ESTRATTO DEL DOCUMENTO
——

Sherlock, seconda puntata: caccia al fantasma

Sherlock arriva alla seconda puntata, e con The Lying Detective ci lascia immergere in un meraviglioso universo di straordinaria qualità.

recensione Sherlock, seconda puntata: caccia al fantasma
Articolo a cura di
Serena Catalano Serena Catalano Figura mitologica metà umana e metà pellicola, ha sfidato e battuto record mondiali di film visti, anche se il successo non l'ha minimamente rallentata. Divora cortometraggi, mediometraggi, lungometraggi, film sperimentali, documentari, cartoni animati: è arrivata addirittura fino alla fine della proiezione di E La Chiamano Estate. Sogni nel cassetto? Una chiacchierata con Marion Cotillard ed un posto nei Tenenbaum.

——

(Record tratti da un dataset)

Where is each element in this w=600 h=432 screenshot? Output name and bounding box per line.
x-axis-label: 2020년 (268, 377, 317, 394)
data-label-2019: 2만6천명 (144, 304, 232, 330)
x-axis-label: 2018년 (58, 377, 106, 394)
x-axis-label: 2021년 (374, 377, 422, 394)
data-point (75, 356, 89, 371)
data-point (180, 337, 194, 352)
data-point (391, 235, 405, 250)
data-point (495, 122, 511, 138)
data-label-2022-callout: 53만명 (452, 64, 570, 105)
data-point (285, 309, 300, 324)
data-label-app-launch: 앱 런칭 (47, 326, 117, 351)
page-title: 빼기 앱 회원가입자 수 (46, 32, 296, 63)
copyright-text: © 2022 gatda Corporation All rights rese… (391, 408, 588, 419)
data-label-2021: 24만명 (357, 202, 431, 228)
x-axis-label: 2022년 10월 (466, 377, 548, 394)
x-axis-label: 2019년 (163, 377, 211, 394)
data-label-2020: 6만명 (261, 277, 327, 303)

——

ELENCO DEI COMPITI
**a)** Secondo l'estratto, qual è il titolo della seconda puntata di Sherlock?
**b)** Per favore, elenca tutti i tipi di film che, secondo l'estratto, Serena Catalano divora.

SEZIONE RISPOSTE
**a)** The Lying Detective.

**b)** Cortometraggi, mediometraggi, lungometraggi, film sperimentali, documentari, cartoni animati.